RECORD EXTRACTS:
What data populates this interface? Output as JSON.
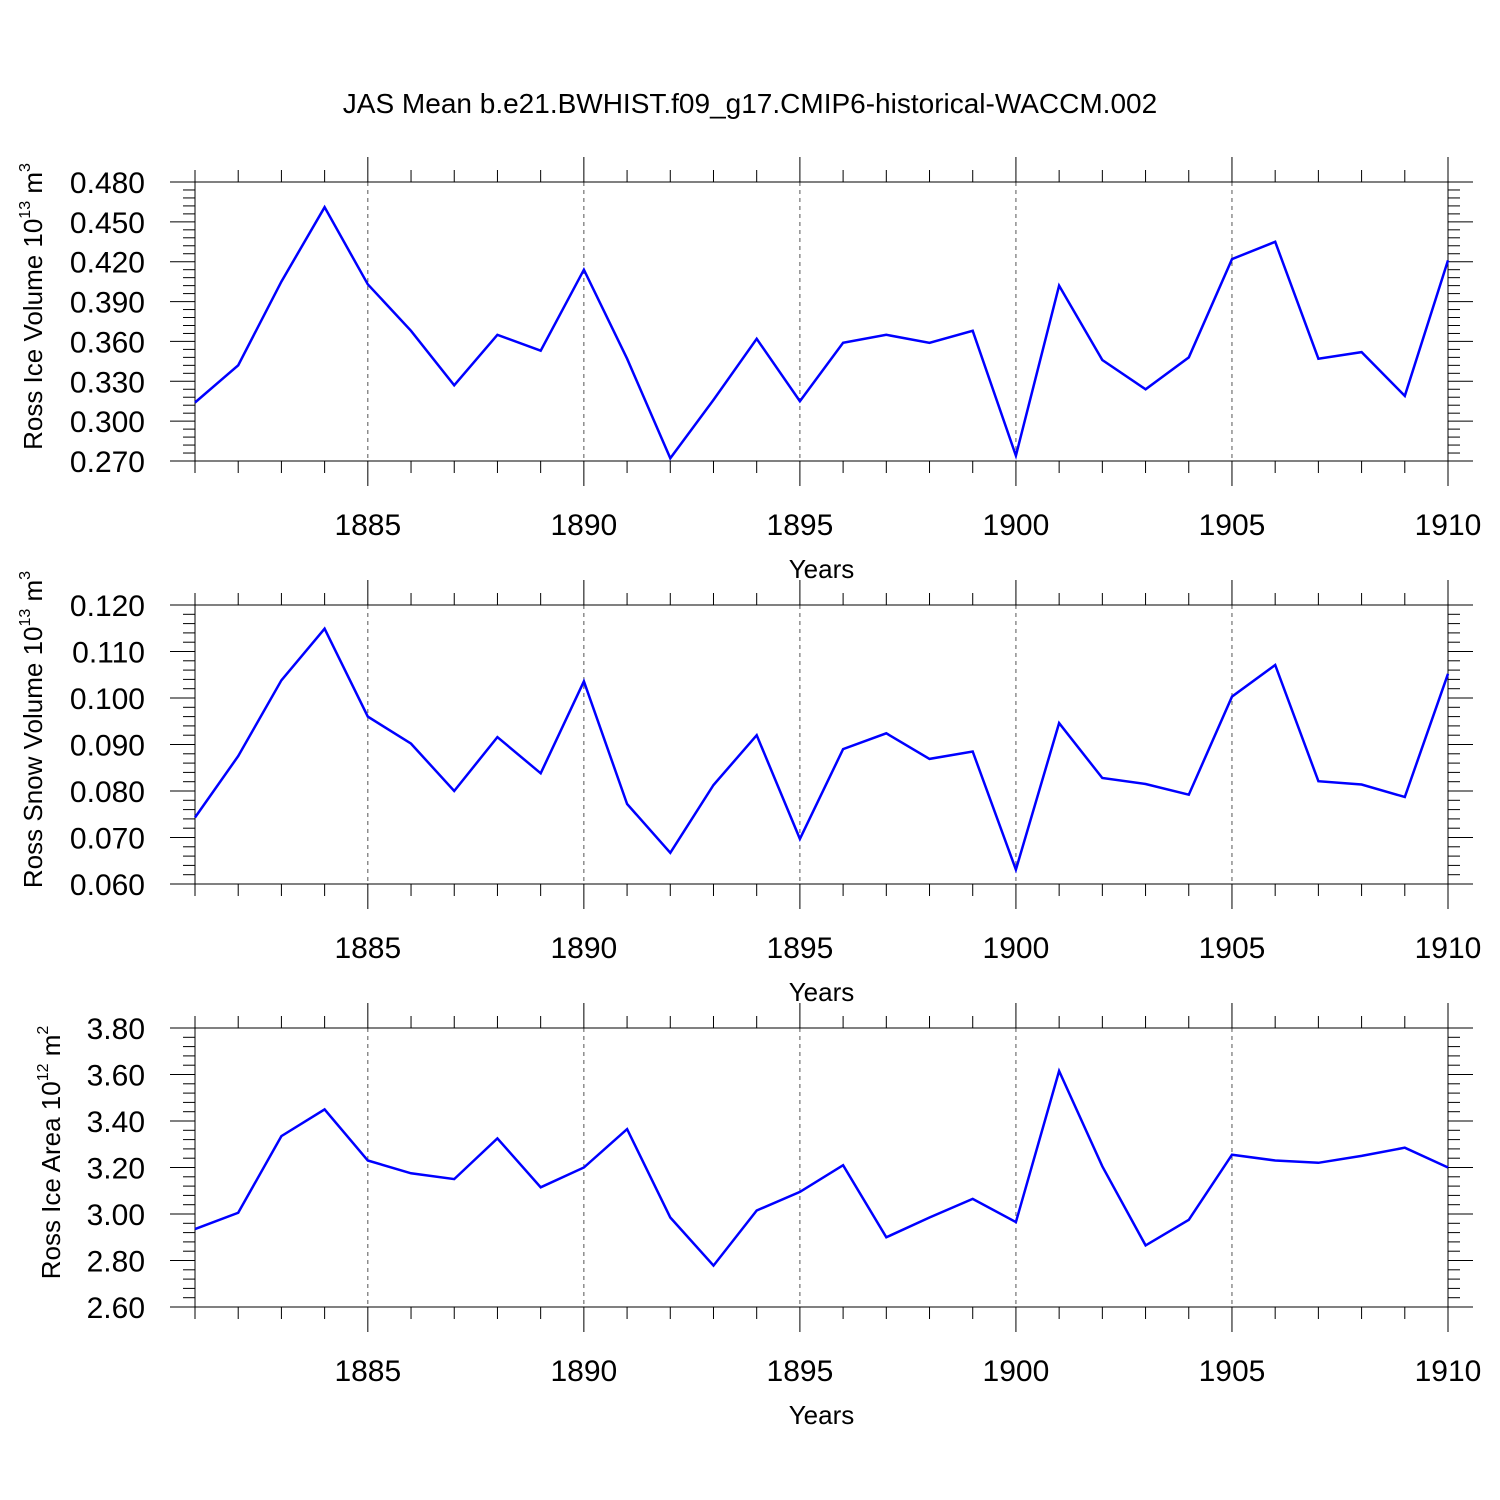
{
  "title": "JAS Mean b.e21.BWHIST.f09_g17.CMIP6-historical-WACCM.002",
  "colors": {
    "line": "#0000ff",
    "axis": "#000000",
    "grid": "#555555"
  },
  "chart_data": [
    {
      "type": "line",
      "title": "JAS Mean b.e21.BWHIST.f09_g17.CMIP6-historical-WACCM.002",
      "xlabel": "Years",
      "ylabel": "Ross Ice Volume 10",
      "ylabel_exp": "13",
      "ylabel_unit": " m",
      "ylabel_unit_exp": "3",
      "xlim": [
        1881,
        1910
      ],
      "ylim": [
        0.27,
        0.48
      ],
      "xticks": [
        1885,
        1890,
        1895,
        1900,
        1905,
        1910
      ],
      "xtick_labels": [
        "1885",
        "1890",
        "1895",
        "1900",
        "1905",
        "1910"
      ],
      "yticks": [
        0.27,
        0.3,
        0.33,
        0.36,
        0.39,
        0.42,
        0.45,
        0.48
      ],
      "ytick_labels": [
        "0.270",
        "0.300",
        "0.330",
        "0.360",
        "0.390",
        "0.420",
        "0.450",
        "0.480"
      ],
      "grid": "vertical dashed at major x ticks",
      "x": [
        1881,
        1882,
        1883,
        1884,
        1885,
        1886,
        1887,
        1888,
        1889,
        1890,
        1891,
        1892,
        1893,
        1894,
        1895,
        1896,
        1897,
        1898,
        1899,
        1900,
        1901,
        1902,
        1903,
        1904,
        1905,
        1906,
        1907,
        1908,
        1909,
        1910
      ],
      "series": [
        {
          "values": [
            0.314,
            0.342,
            0.405,
            0.461,
            0.403,
            0.368,
            0.327,
            0.365,
            0.353,
            0.414,
            0.347,
            0.272,
            0.316,
            0.362,
            0.315,
            0.359,
            0.365,
            0.359,
            0.368,
            0.274,
            0.402,
            0.346,
            0.324,
            0.348,
            0.422,
            0.435,
            0.347,
            0.352,
            0.319,
            0.421
          ]
        }
      ]
    },
    {
      "type": "line",
      "xlabel": "Years",
      "ylabel": "Ross Snow Volume 10",
      "ylabel_exp": "13",
      "ylabel_unit": " m",
      "ylabel_unit_exp": "3",
      "xlim": [
        1881,
        1910
      ],
      "ylim": [
        0.06,
        0.12
      ],
      "xticks": [
        1885,
        1890,
        1895,
        1900,
        1905,
        1910
      ],
      "xtick_labels": [
        "1885",
        "1890",
        "1895",
        "1900",
        "1905",
        "1910"
      ],
      "yticks": [
        0.06,
        0.07,
        0.08,
        0.09,
        0.1,
        0.11,
        0.12
      ],
      "ytick_labels": [
        "0.060",
        "0.070",
        "0.080",
        "0.090",
        "0.100",
        "0.110",
        "0.120"
      ],
      "grid": "vertical dashed at major x ticks",
      "x": [
        1881,
        1882,
        1883,
        1884,
        1885,
        1886,
        1887,
        1888,
        1889,
        1890,
        1891,
        1892,
        1893,
        1894,
        1895,
        1896,
        1897,
        1898,
        1899,
        1900,
        1901,
        1902,
        1903,
        1904,
        1905,
        1906,
        1907,
        1908,
        1909,
        1910
      ],
      "series": [
        {
          "values": [
            0.0743,
            0.0875,
            0.1038,
            0.1149,
            0.096,
            0.0902,
            0.08,
            0.0916,
            0.0838,
            0.1036,
            0.0772,
            0.0667,
            0.0813,
            0.092,
            0.0697,
            0.089,
            0.0924,
            0.0869,
            0.0885,
            0.0631,
            0.0946,
            0.0828,
            0.0815,
            0.0792,
            0.1003,
            0.1071,
            0.0821,
            0.0814,
            0.0787,
            0.1052
          ]
        }
      ]
    },
    {
      "type": "line",
      "xlabel": "Years",
      "ylabel": "Ross Ice Area 10",
      "ylabel_exp": "12",
      "ylabel_unit": " m",
      "ylabel_unit_exp": "2",
      "xlim": [
        1881,
        1910
      ],
      "ylim": [
        2.6,
        3.8
      ],
      "xticks": [
        1885,
        1890,
        1895,
        1900,
        1905,
        1910
      ],
      "xtick_labels": [
        "1885",
        "1890",
        "1895",
        "1900",
        "1905",
        "1910"
      ],
      "yticks": [
        2.6,
        2.8,
        3.0,
        3.2,
        3.4,
        3.6,
        3.8
      ],
      "ytick_labels": [
        "2.60",
        "2.80",
        "3.00",
        "3.20",
        "3.40",
        "3.60",
        "3.80"
      ],
      "grid": "vertical dashed at major x ticks",
      "x": [
        1881,
        1882,
        1883,
        1884,
        1885,
        1886,
        1887,
        1888,
        1889,
        1890,
        1891,
        1892,
        1893,
        1894,
        1895,
        1896,
        1897,
        1898,
        1899,
        1900,
        1901,
        1902,
        1903,
        1904,
        1905,
        1906,
        1907,
        1908,
        1909,
        1910
      ],
      "series": [
        {
          "values": [
            2.935,
            3.005,
            3.335,
            3.45,
            3.23,
            3.175,
            3.15,
            3.325,
            3.115,
            3.2,
            3.365,
            2.985,
            2.778,
            3.015,
            3.095,
            3.21,
            2.9,
            2.985,
            3.065,
            2.965,
            3.615,
            3.205,
            2.865,
            2.975,
            3.255,
            3.23,
            3.22,
            3.25,
            3.285,
            3.2
          ]
        }
      ]
    }
  ]
}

WHAT TO DO: Copy down every line of the entries containing the word "BWHIST".

WRITTEN SOLUTION:
  "title": "JAS Mean b.e21.BWHIST.f09_g17.CMIP6-historical-WACCM.002",
      "title": "JAS Mean b.e21.BWHIST.f09_g17.CMIP6-historical-WACCM.002",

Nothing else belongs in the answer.